**WHAT IS ASKED**
Locate the word "JSON" in the material, then show every line that holds it.

**PROVIDED ENTRIES**
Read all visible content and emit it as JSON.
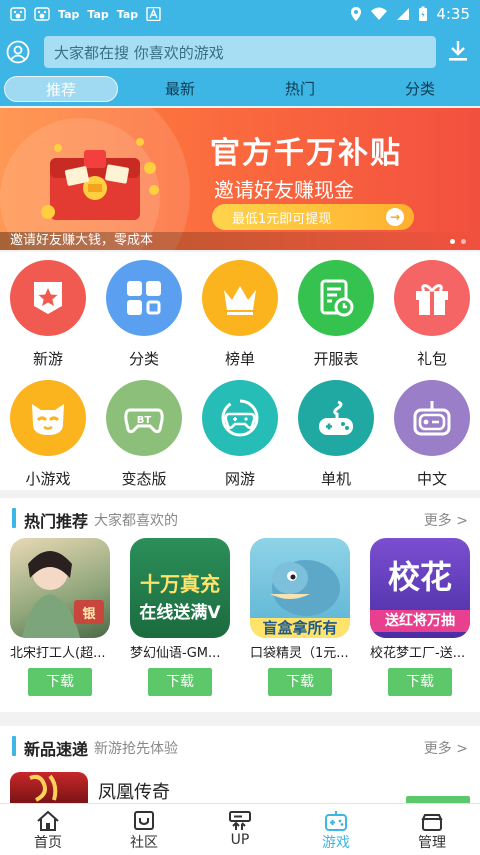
{
  "status_bar": {
    "tap_labels": [
      "Tap",
      "Tap",
      "Tap"
    ],
    "time": "4:35"
  },
  "header": {
    "search_placeholder": "大家都在搜  你喜欢的游戏",
    "tabs": [
      "推荐",
      "最新",
      "热门",
      "分类"
    ],
    "active_tab": "推荐",
    "accent_color": "#3db6e6"
  },
  "banner": {
    "title": "官方千万补贴",
    "subtitle": "邀请好友赚现金",
    "button_label": "最低1元即可提现",
    "caption": "邀请好友赚大钱，零成本",
    "slide_count": 2
  },
  "categories": [
    {
      "label": "新游",
      "icon": "star-badge-icon",
      "color": "#f05a50"
    },
    {
      "label": "分类",
      "icon": "grid-icon",
      "color": "#5b9ff0"
    },
    {
      "label": "榜单",
      "icon": "crown-icon",
      "color": "#fbb31e"
    },
    {
      "label": "开服表",
      "icon": "server-schedule-icon",
      "color": "#36c24f"
    },
    {
      "label": "礼包",
      "icon": "gift-icon",
      "color": "#f56565"
    },
    {
      "label": "小游戏",
      "icon": "cat-face-icon",
      "color": "#fbb31e"
    },
    {
      "label": "变态版",
      "icon": "bt-gamepad-icon",
      "color": "#8cc07a"
    },
    {
      "label": "网游",
      "icon": "online-gamepad-icon",
      "color": "#26bdb6"
    },
    {
      "label": "单机",
      "icon": "joystick-icon",
      "color": "#1fa9a2"
    },
    {
      "label": "中文",
      "icon": "retro-console-icon",
      "color": "#9b7ec8"
    }
  ],
  "hot_section": {
    "title": "热门推荐",
    "subtitle": "大家都喜欢的",
    "more_label": "更多 >",
    "games": [
      {
        "name": "北宋打工人(超...",
        "button": "下载"
      },
      {
        "name": "梦幻仙语-GM...",
        "button": "下载",
        "icon_text_1": "十万真充",
        "icon_text_2": "在线送满V"
      },
      {
        "name": "口袋精灵（1元...",
        "button": "下载",
        "icon_text_1": "盲盒拿所有"
      },
      {
        "name": "校花梦工厂-送...",
        "button": "下载",
        "icon_text_1": "校花",
        "icon_text_2": "送红将万抽"
      }
    ]
  },
  "new_section": {
    "title": "新品速递",
    "subtitle": "新游抢先体验",
    "more_label": "更多 >",
    "first_game": "凤凰传奇"
  },
  "bottom_nav": {
    "items": [
      {
        "label": "首页",
        "icon": "home-icon"
      },
      {
        "label": "社区",
        "icon": "community-icon"
      },
      {
        "label": "UP",
        "icon": "up-icon"
      },
      {
        "label": "游戏",
        "icon": "game-icon"
      },
      {
        "label": "管理",
        "icon": "manage-icon"
      }
    ],
    "active": "游戏"
  }
}
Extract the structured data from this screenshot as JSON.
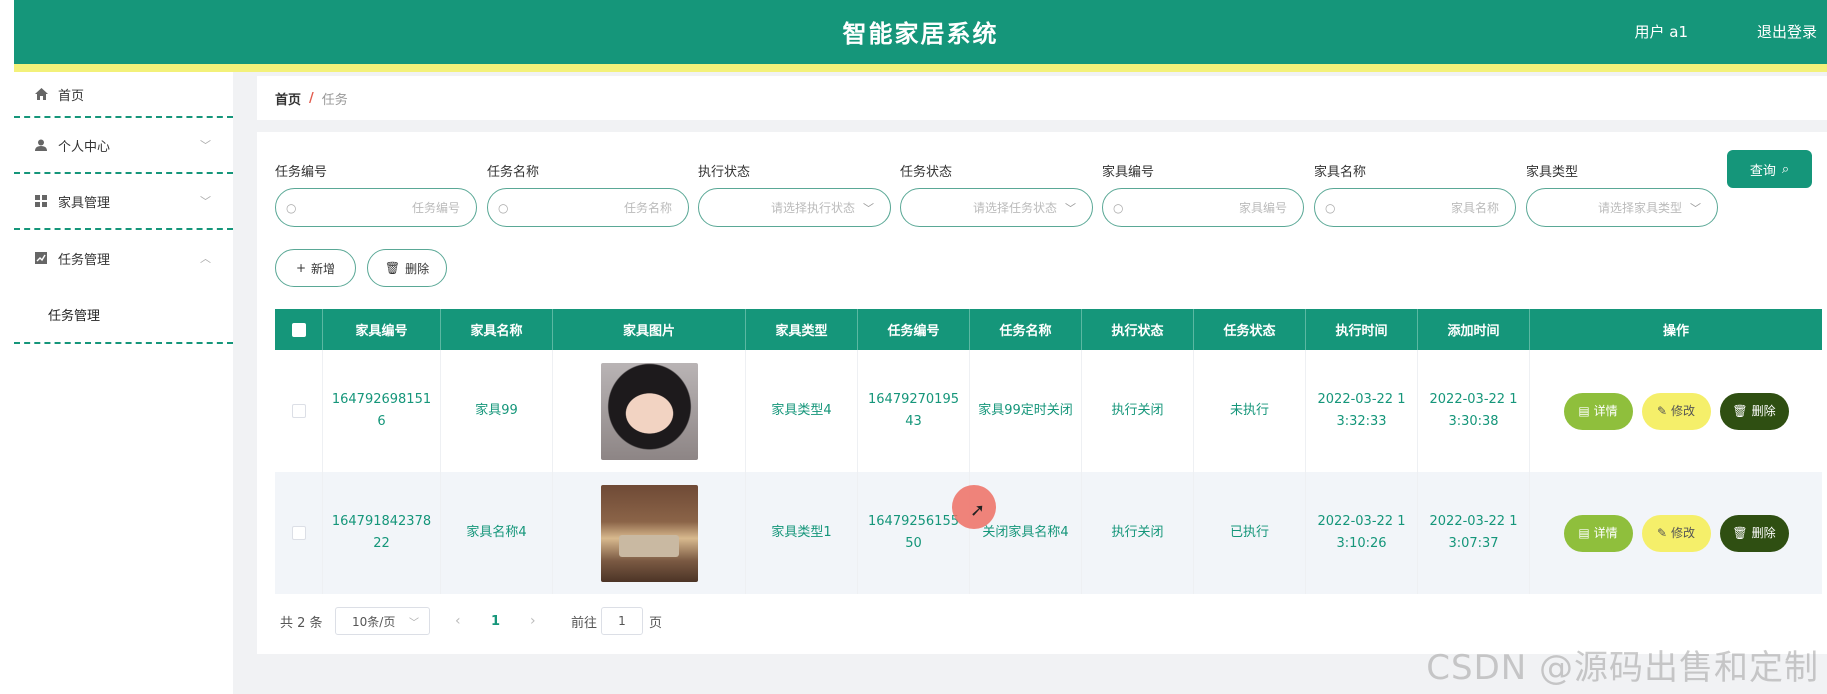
{
  "header": {
    "title": "智能家居系统",
    "user": "用户 a1",
    "logout": "退出登录",
    "bg_color": "#15967a",
    "stripe_color": "#f3f17a"
  },
  "sidebar": {
    "items": [
      {
        "label": "首页",
        "icon": "home-icon"
      },
      {
        "label": "个人中心",
        "icon": "user-icon"
      },
      {
        "label": "家具管理",
        "icon": "grid-icon"
      },
      {
        "label": "任务管理",
        "icon": "chart-icon",
        "children": [
          {
            "label": "任务管理"
          }
        ]
      }
    ]
  },
  "breadcrumb": {
    "home": "首页",
    "sep": "/",
    "current": "任务"
  },
  "filters": [
    {
      "label": "任务编号",
      "placeholder": "任务编号",
      "type": "input"
    },
    {
      "label": "任务名称",
      "placeholder": "任务名称",
      "type": "input"
    },
    {
      "label": "执行状态",
      "placeholder": "请选择执行状态",
      "type": "select"
    },
    {
      "label": "任务状态",
      "placeholder": "请选择任务状态",
      "type": "select"
    },
    {
      "label": "家具编号",
      "placeholder": "家具编号",
      "type": "input"
    },
    {
      "label": "家具名称",
      "placeholder": "家具名称",
      "type": "input"
    },
    {
      "label": "家具类型",
      "placeholder": "请选择家具类型",
      "type": "select"
    }
  ],
  "actions": {
    "query": "查询",
    "add": "新增",
    "delete": "删除"
  },
  "table": {
    "columns": [
      "家具编号",
      "家具名称",
      "家具图片",
      "家具类型",
      "任务编号",
      "任务名称",
      "执行状态",
      "任务状态",
      "执行时间",
      "添加时间",
      "操作"
    ],
    "rows": [
      {
        "furniture_no": "1647926981516",
        "furniture_name": "家具99",
        "image": "portrait-photo",
        "furniture_type": "家具类型4",
        "task_no": "1647927019543",
        "task_name": "家具99定时关闭",
        "exec_status": "执行关闭",
        "task_status": "未执行",
        "exec_time": "2022-03-22 13:32:33",
        "add_time": "2022-03-22 13:30:38"
      },
      {
        "furniture_no": "164791842378 22",
        "furniture_name": "家具名称4",
        "image": "living-room-photo",
        "furniture_type": "家具类型1",
        "task_no": "1647925615550",
        "task_name": "关闭家具名称4",
        "exec_status": "执行关闭",
        "task_status": "已执行",
        "exec_time": "2022-03-22 13:10:26",
        "add_time": "2022-03-22 13:07:37"
      }
    ],
    "ops": {
      "detail": "详情",
      "edit": "修改",
      "delete": "删除"
    }
  },
  "pagination": {
    "total": "共 2 条",
    "page_size": "10条/页",
    "current_page": "1",
    "goto_label": "前往",
    "goto_value": "1",
    "page_suffix": "页"
  },
  "watermark": "CSDN @源码出售和定制"
}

**THE RESPONSE**
Read all visible content and emit it as JSON.
Extract the structured data from this screenshot as JSON.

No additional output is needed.